Collected data entries:
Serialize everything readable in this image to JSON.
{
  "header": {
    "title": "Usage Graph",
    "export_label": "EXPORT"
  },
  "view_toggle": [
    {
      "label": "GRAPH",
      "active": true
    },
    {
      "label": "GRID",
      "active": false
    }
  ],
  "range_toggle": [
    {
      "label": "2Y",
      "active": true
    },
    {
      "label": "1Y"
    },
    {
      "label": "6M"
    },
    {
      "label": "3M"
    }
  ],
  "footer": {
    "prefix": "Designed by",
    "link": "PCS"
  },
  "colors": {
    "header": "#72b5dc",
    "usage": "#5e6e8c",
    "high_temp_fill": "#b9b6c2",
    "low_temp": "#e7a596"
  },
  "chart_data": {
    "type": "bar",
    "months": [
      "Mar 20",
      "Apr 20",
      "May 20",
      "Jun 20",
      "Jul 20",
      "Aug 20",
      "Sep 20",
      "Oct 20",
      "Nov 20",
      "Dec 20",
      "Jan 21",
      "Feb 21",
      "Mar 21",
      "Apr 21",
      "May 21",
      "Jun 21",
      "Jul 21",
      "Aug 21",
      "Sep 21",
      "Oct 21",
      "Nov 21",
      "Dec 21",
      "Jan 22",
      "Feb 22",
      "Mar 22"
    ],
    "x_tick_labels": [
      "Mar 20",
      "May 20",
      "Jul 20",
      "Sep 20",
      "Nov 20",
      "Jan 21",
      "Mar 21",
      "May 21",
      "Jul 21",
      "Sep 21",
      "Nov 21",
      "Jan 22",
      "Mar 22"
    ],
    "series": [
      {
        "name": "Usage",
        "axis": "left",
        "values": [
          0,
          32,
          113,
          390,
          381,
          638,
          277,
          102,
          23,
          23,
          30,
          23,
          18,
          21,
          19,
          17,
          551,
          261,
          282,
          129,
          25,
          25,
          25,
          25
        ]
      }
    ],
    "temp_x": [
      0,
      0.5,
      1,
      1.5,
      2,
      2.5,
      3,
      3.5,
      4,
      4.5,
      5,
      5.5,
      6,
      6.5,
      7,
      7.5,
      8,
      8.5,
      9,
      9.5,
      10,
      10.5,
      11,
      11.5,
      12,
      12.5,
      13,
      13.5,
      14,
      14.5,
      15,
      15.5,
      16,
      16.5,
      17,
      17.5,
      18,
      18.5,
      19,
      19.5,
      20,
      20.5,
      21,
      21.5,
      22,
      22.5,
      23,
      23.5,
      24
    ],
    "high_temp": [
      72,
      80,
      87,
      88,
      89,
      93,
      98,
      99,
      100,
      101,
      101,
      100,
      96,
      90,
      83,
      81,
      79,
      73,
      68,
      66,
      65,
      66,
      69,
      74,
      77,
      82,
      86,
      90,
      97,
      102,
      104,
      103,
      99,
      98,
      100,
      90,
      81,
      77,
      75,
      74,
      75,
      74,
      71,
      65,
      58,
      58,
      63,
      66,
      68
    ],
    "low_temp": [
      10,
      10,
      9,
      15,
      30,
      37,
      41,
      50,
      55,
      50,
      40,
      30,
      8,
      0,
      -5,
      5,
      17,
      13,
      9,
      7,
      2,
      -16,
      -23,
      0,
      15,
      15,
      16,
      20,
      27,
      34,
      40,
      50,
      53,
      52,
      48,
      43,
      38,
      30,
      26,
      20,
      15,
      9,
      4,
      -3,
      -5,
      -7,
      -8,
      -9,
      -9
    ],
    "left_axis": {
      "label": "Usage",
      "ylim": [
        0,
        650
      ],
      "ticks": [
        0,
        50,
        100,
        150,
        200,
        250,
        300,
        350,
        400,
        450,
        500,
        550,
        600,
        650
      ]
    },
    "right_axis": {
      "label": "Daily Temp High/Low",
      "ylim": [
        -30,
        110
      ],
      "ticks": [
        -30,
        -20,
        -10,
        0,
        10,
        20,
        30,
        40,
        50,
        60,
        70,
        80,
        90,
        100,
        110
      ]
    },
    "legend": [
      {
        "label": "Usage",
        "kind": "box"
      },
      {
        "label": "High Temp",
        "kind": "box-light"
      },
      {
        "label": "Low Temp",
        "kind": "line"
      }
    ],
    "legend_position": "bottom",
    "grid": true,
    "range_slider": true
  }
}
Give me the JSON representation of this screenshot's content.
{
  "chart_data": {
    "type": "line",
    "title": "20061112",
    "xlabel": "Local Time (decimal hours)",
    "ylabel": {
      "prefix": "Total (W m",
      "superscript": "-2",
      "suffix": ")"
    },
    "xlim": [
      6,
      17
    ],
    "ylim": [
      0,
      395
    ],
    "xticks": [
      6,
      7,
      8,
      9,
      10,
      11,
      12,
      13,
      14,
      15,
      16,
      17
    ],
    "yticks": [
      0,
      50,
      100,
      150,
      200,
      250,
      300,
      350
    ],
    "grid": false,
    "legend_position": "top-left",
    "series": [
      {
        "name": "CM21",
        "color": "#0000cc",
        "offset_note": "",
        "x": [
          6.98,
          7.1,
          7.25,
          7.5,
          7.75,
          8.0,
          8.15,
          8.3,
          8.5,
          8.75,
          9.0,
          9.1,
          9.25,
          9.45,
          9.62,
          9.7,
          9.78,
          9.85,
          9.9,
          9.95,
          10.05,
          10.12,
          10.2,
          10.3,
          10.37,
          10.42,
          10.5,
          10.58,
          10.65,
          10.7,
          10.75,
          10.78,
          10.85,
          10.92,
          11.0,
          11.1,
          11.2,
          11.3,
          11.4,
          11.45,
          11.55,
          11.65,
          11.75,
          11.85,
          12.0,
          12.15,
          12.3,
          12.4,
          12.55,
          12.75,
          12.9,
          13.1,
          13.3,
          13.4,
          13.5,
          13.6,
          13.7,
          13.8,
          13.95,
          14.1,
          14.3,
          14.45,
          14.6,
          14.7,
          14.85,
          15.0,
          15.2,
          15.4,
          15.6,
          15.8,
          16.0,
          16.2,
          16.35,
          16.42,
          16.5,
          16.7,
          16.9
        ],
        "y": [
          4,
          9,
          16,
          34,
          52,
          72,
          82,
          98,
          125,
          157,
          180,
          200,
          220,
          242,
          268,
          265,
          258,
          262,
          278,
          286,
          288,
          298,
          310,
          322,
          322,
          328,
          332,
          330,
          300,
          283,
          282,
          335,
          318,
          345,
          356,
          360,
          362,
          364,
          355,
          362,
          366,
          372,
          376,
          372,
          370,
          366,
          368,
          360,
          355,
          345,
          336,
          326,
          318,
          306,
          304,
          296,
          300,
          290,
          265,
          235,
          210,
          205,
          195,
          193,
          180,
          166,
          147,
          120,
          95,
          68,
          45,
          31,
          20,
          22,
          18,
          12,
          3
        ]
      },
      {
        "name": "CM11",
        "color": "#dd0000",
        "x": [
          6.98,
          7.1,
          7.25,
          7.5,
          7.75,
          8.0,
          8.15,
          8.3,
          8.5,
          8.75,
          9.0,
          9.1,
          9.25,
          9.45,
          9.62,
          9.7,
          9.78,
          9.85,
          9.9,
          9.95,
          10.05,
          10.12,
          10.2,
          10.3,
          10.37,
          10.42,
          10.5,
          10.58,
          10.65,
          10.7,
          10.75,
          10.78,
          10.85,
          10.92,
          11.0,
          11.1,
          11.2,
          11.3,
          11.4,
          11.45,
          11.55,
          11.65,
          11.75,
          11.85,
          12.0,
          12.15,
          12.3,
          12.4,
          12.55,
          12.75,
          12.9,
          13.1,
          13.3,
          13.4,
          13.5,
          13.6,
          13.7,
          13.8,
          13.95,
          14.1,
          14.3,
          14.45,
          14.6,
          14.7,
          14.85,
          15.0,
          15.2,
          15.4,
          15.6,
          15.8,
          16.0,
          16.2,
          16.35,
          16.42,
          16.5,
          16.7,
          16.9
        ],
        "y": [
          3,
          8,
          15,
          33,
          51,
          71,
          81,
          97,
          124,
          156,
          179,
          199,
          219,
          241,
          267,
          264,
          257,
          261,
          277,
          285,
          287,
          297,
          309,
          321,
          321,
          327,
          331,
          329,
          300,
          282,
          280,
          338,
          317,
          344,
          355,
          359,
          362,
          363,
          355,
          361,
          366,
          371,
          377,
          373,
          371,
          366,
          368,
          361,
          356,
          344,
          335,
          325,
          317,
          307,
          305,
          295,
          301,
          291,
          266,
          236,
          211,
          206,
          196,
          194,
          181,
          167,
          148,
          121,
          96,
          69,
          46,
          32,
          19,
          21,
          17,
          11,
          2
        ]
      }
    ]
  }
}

SHORT PROBLEM:
Identify the lines of the entries containing the string "true". Copy each such line.

RESULT OF THIS EXERCISE:
      "active": true
      "active": true
    "grid": true,
    "range_slider": true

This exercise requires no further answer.